■ Provided information ■
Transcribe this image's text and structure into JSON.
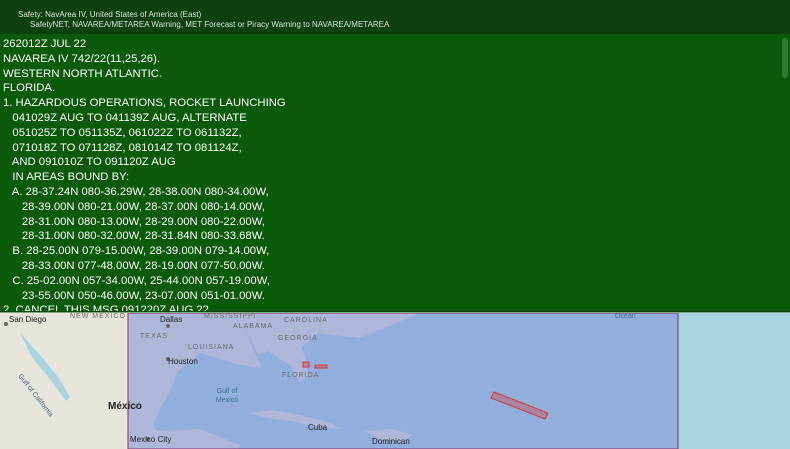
{
  "header": {
    "line1": "Safety: NavArea IV, United States of America (East)",
    "line2": "SafetyNET, NAVAREA/METAREA Warning, MET Forecast or Piracy Warning to NAVAREA/METAREA"
  },
  "message": {
    "text": "262012Z JUL 22\nNAVAREA IV 742/22(11,25,26).\nWESTERN NORTH ATLANTIC.\nFLORIDA.\n1. HAZARDOUS OPERATIONS, ROCKET LAUNCHING\n   041029Z AUG TO 041139Z AUG, ALTERNATE\n   051025Z TO 051135Z, 061022Z TO 061132Z,\n   071018Z TO 071128Z, 081014Z TO 081124Z,\n   AND 091010Z TO 091120Z AUG\n   IN AREAS BOUND BY:\n   A. 28-37.24N 080-36.29W, 28-38.00N 080-34.00W,\n      28-39.00N 080-21.00W, 28-37.00N 080-14.00W,\n      28-31.00N 080-13.00W, 28-29.00N 080-22.00W,\n      28-31.00N 080-32.00W, 28-31.84N 080-33.68W.\n   B. 28-25.00N 079-15.00W, 28-39.00N 079-14.00W,\n      28-33.00N 077-48.00W, 28-19.00N 077-50.00W.\n   C. 25-02.00N 057-34.00W, 25-44.00N 057-19.00W,\n      23-55.00N 050-46.00W, 23-07.00N 051-01.00W.\n2. CANCEL THIS MSG 091220Z AUG 22."
  },
  "map": {
    "labels": {
      "san_diego": "San Diego",
      "new_mexico": "NEW MEXICO",
      "dallas": "Dallas",
      "mississippi": "MISSISSIPPI",
      "carolina": "CAROLINA",
      "alabama": "ALABAMA",
      "georgia": "GEORGIA",
      "texas": "TEXAS",
      "louisiana": "LOUISIANA",
      "houston": "Houston",
      "florida": "FLORIDA",
      "gulf_of_california": "Gulf of California",
      "gulf_of_mexico": "Gulf of Mexico",
      "mexico": "México",
      "cuba": "Cuba",
      "mexico_city": "Mexico City",
      "dominican": "Dominican",
      "ocean": "Ocean"
    },
    "colors": {
      "navarea_overlay": "#7f8fd9",
      "warning_area": "#d33a3a",
      "land": "#e7e4dc",
      "water": "#a9d3df"
    }
  }
}
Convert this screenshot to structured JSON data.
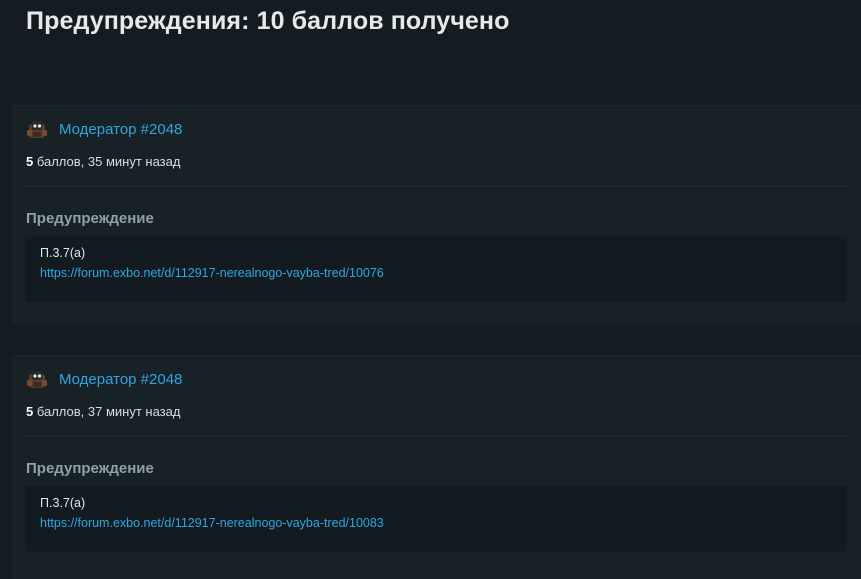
{
  "page": {
    "title": "Предупреждения: 10 баллов получено"
  },
  "warnings": [
    {
      "moderator": "Модератор #2048",
      "points": "5",
      "points_suffix": " баллов, 35 минут назад",
      "section_heading": "Предупреждение",
      "reason": "П.3.7(а)",
      "link": "https://forum.exbo.net/d/112917-nerealnogo-vayba-tred/10076"
    },
    {
      "moderator": "Модератор #2048",
      "points": "5",
      "points_suffix": " баллов, 37 минут назад",
      "section_heading": "Предупреждение",
      "reason": "П.3.7(а)",
      "link": "https://forum.exbo.net/d/112917-nerealnogo-vayba-tred/10083"
    }
  ],
  "colors": {
    "background": "#141c22",
    "card": "#182126",
    "link": "#2ea7e0",
    "heading_muted": "#8fa0aa"
  },
  "icons": {
    "avatar": "moderator-avatar-icon"
  }
}
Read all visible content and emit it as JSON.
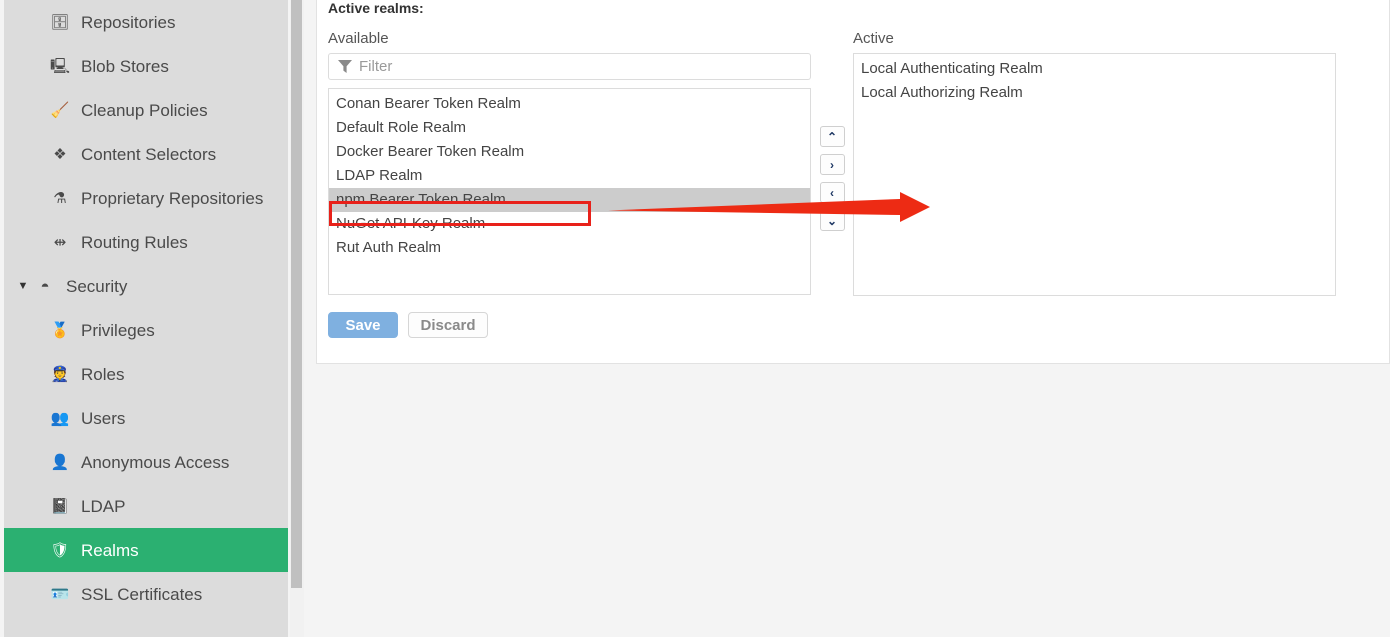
{
  "sidebar": {
    "items": [
      {
        "label": "Repositories",
        "icon": "database-icon",
        "glyph": "🗄",
        "group": false,
        "selected": false
      },
      {
        "label": "Blob Stores",
        "icon": "blob-store-icon",
        "glyph": "🖳",
        "group": false,
        "selected": false
      },
      {
        "label": "Cleanup Policies",
        "icon": "broom-icon",
        "glyph": "🧹",
        "group": false,
        "selected": false
      },
      {
        "label": "Content Selectors",
        "icon": "layers-icon",
        "glyph": "❖",
        "group": false,
        "selected": false
      },
      {
        "label": "Proprietary Repositories",
        "icon": "proprietary-icon",
        "glyph": "⚗",
        "group": false,
        "selected": false
      },
      {
        "label": "Routing Rules",
        "icon": "signpost-icon",
        "glyph": "⇹",
        "group": false,
        "selected": false
      },
      {
        "label": "Security",
        "icon": "security-icon",
        "glyph": "◓",
        "group": true,
        "selected": false,
        "caret": "▼"
      },
      {
        "label": "Privileges",
        "icon": "medal-icon",
        "glyph": "🏅",
        "group": false,
        "selected": false
      },
      {
        "label": "Roles",
        "icon": "roles-icon",
        "glyph": "👮",
        "group": false,
        "selected": false
      },
      {
        "label": "Users",
        "icon": "users-icon",
        "glyph": "👥",
        "group": false,
        "selected": false
      },
      {
        "label": "Anonymous Access",
        "icon": "person-icon",
        "glyph": "👤",
        "group": false,
        "selected": false
      },
      {
        "label": "LDAP",
        "icon": "address-book-icon",
        "glyph": "📓",
        "group": false,
        "selected": false
      },
      {
        "label": "Realms",
        "icon": "shield-icon",
        "glyph": "🛡",
        "group": false,
        "selected": true
      },
      {
        "label": "SSL Certificates",
        "icon": "certificate-icon",
        "glyph": "🪪",
        "group": false,
        "selected": false
      }
    ]
  },
  "main": {
    "section_title": "Active realms:",
    "available": {
      "label": "Available",
      "filter_placeholder": "Filter",
      "filter_value": "",
      "items": [
        {
          "label": "Conan Bearer Token Realm",
          "selected": false
        },
        {
          "label": "Default Role Realm",
          "selected": false
        },
        {
          "label": "Docker Bearer Token Realm",
          "selected": false
        },
        {
          "label": "LDAP Realm",
          "selected": false
        },
        {
          "label": "npm Bearer Token Realm",
          "selected": true
        },
        {
          "label": "NuGet API-Key Realm",
          "selected": false
        },
        {
          "label": "Rut Auth Realm",
          "selected": false
        }
      ]
    },
    "transfer_buttons": [
      {
        "name": "move-up-button",
        "glyph": "⌃"
      },
      {
        "name": "move-right-button",
        "glyph": "›"
      },
      {
        "name": "move-left-button",
        "glyph": "‹"
      },
      {
        "name": "move-down-button",
        "glyph": "⌄"
      }
    ],
    "active": {
      "label": "Active",
      "items": [
        {
          "label": "Local Authenticating Realm",
          "selected": false
        },
        {
          "label": "Local Authorizing Realm",
          "selected": false
        }
      ]
    },
    "save_label": "Save",
    "discard_label": "Discard"
  },
  "colors": {
    "accent_green": "#2bb071",
    "save_blue": "#7fb0e0",
    "annotation_red": "#e8211a",
    "sidebar_bg": "#dcdcdc"
  }
}
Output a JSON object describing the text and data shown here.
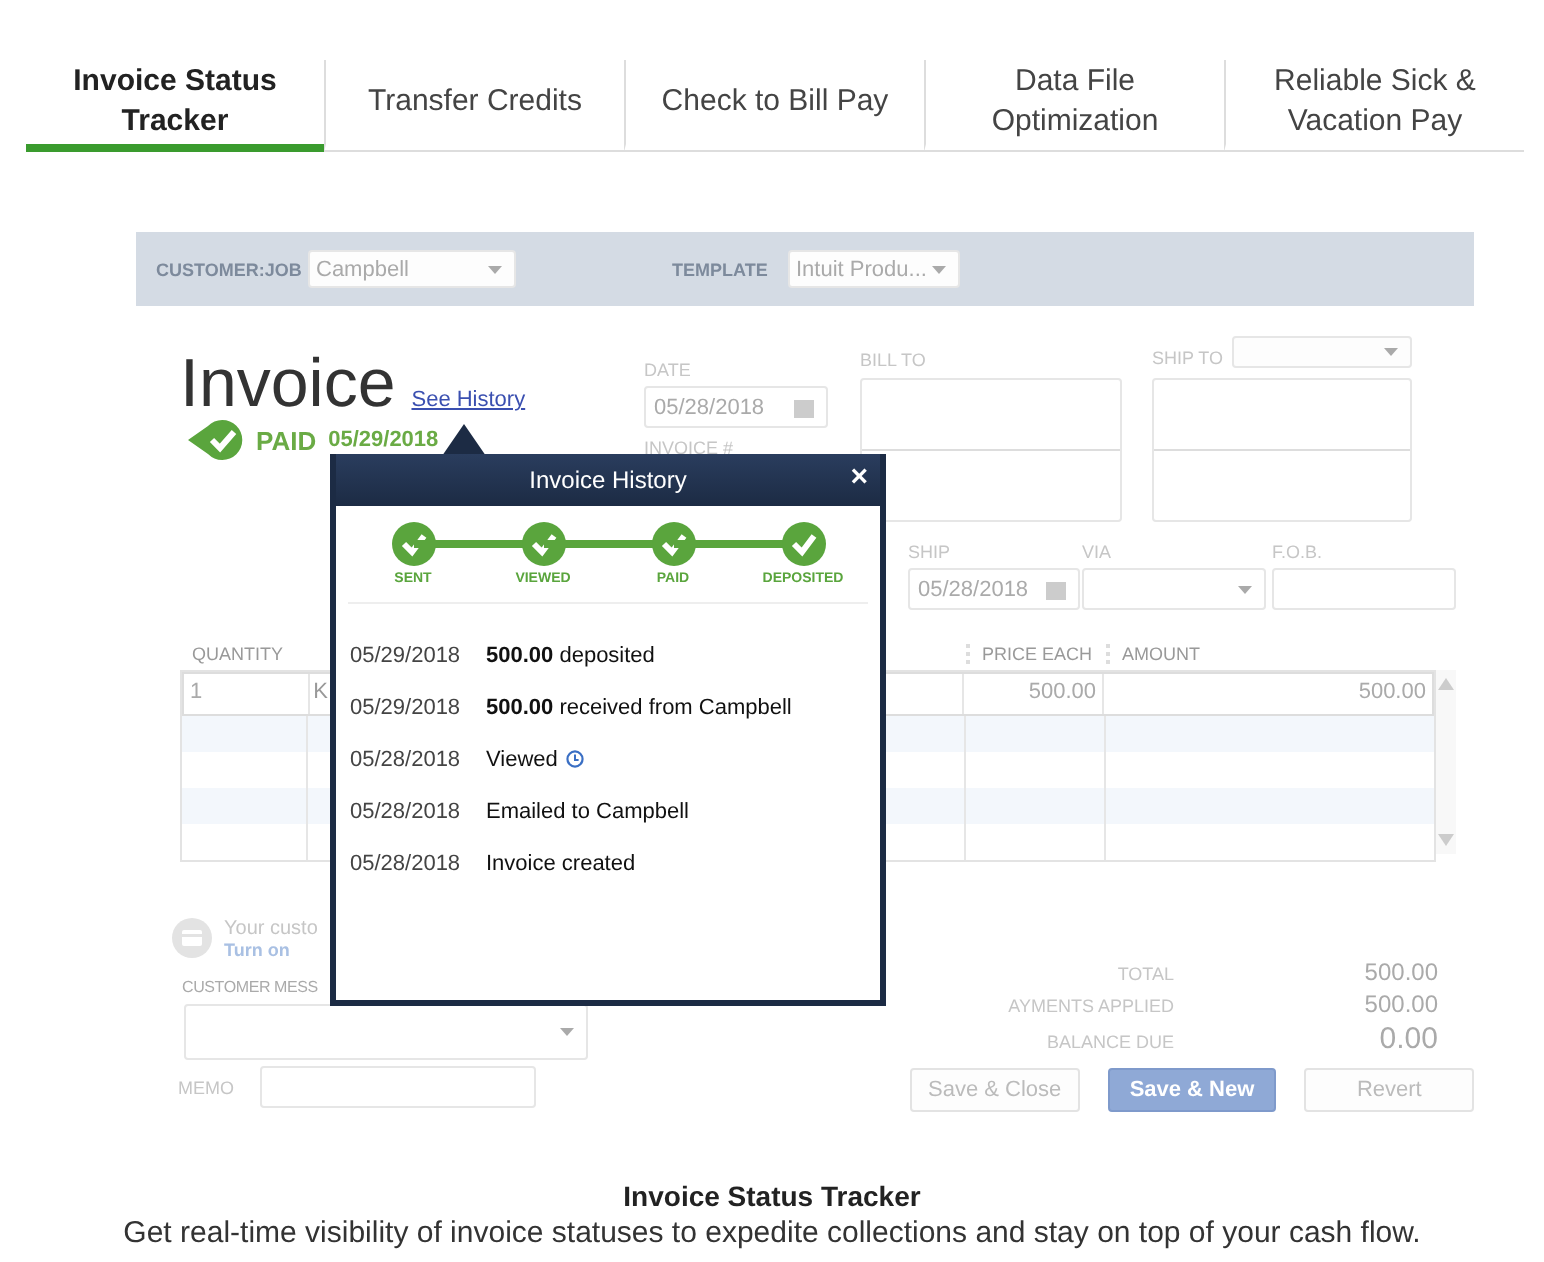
{
  "tabs": [
    {
      "label": "Invoice Status Tracker",
      "selected": true
    },
    {
      "label": "Transfer Credits",
      "selected": false
    },
    {
      "label": "Check to Bill Pay",
      "selected": false
    },
    {
      "label": "Data File Optimization",
      "selected": false
    },
    {
      "label": "Reliable Sick & Vacation Pay",
      "selected": false
    }
  ],
  "form": {
    "header_fields": [
      {
        "label": "CUSTOMER:JOB",
        "value": "Campbell"
      },
      {
        "label": "TEMPLATE",
        "value": "Intuit Produ..."
      }
    ],
    "title": "Invoice",
    "history_link": "See History",
    "status": {
      "label": "PAID",
      "date": "05/29/2018",
      "paid": true
    },
    "date_field": {
      "label": "DATE",
      "value": "05/28/2018"
    },
    "invoice_number_label": "INVOICE #",
    "bill_to_label": "BILL TO",
    "ship_to_label": "SHIP TO",
    "ship_field": {
      "label": "SHIP",
      "value": "05/28/2018"
    },
    "via_label": "VIA",
    "fob_label": "F.O.B.",
    "table": {
      "columns": [
        "QUANTITY",
        "PRICE EACH",
        "AMOUNT"
      ],
      "rows": [
        {
          "quantity": "1",
          "item": "K",
          "price": "500.00",
          "amount": "500.00"
        }
      ]
    },
    "payment_note": {
      "text": "Your custo",
      "link": "Turn on"
    },
    "customer_message_label": "CUSTOMER MESS",
    "memo_label": "MEMO",
    "totals": [
      {
        "label": "TOTAL",
        "value": "500.00",
        "emphasis": false
      },
      {
        "label": "AYMENTS APPLIED",
        "value": "500.00",
        "emphasis": false
      },
      {
        "label": "BALANCE DUE",
        "value": "0.00",
        "emphasis": true
      }
    ],
    "buttons": [
      {
        "label": "Save & Close",
        "primary": false
      },
      {
        "label": "Save & New",
        "primary": true
      },
      {
        "label": "Revert",
        "primary": false
      }
    ]
  },
  "history": {
    "title": "Invoice History",
    "close": "×",
    "steps": [
      {
        "label": "SENT",
        "done": true
      },
      {
        "label": "VIEWED",
        "done": true
      },
      {
        "label": "PAID",
        "done": true
      },
      {
        "label": "DEPOSITED",
        "done": true
      }
    ],
    "events": [
      {
        "date": "05/29/2018",
        "text": "**500.00** deposited",
        "info": false
      },
      {
        "date": "05/29/2018",
        "text": "**500.00** received from Campbell",
        "info": false
      },
      {
        "date": "05/28/2018",
        "text": "Viewed",
        "info": true
      },
      {
        "date": "05/28/2018",
        "text": "Emailed to Campbell",
        "info": false
      },
      {
        "date": "05/28/2018",
        "text": "Invoice created",
        "info": false
      }
    ]
  },
  "caption": {
    "title": "Invoice Status Tracker",
    "text": "Get real-time visibility of invoice statuses to expedite collections and stay on top of your cash flow."
  }
}
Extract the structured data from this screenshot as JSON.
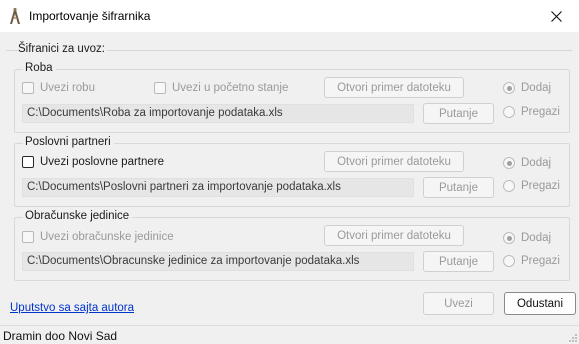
{
  "window": {
    "title": "Importovanje šifrarnika",
    "close_icon": "close-icon",
    "app_icon": "app-logo-icon"
  },
  "import_section": {
    "legend": "Šifranici za uvoz:"
  },
  "groups": [
    {
      "legend": "Roba",
      "checkbox1": "Uvezi robu",
      "checkbox2": "Uvezi u početno stanje",
      "open_sample": "Otvori primer datoteku",
      "path": "C:\\Documents\\Roba za importovanje podataka.xls",
      "path_button": "Putanje",
      "radio_add": "Dodaj",
      "radio_overwrite": "Pregazi"
    },
    {
      "legend": "Poslovni partneri",
      "checkbox1": "Uvezi poslovne partnere",
      "open_sample": "Otvori primer datoteku",
      "path": "C:\\Documents\\Poslovni partneri za importovanje podataka.xls",
      "path_button": "Putanje",
      "radio_add": "Dodaj",
      "radio_overwrite": "Pregazi"
    },
    {
      "legend": "Obračunske jedinice",
      "checkbox1": "Uvezi obračunske jedinice",
      "open_sample": "Otvori primer datoteku",
      "path": "C:\\Documents\\Obracunske jedinice za importovanje podataka.xls",
      "path_button": "Putanje",
      "radio_add": "Dodaj",
      "radio_overwrite": "Pregazi"
    }
  ],
  "footer": {
    "help_link": "Uputstvo sa sajta autora",
    "import_button": "Uvezi",
    "cancel_button": "Odustani"
  },
  "status": {
    "company": "Dramin doo Novi Sad"
  }
}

■ Task details ■
In the material above, show every line where the word "Tracker" turns up.

■ Right answer ■
      "label": "Invoice Status Tracker",
    "title": "Invoice Status Tracker",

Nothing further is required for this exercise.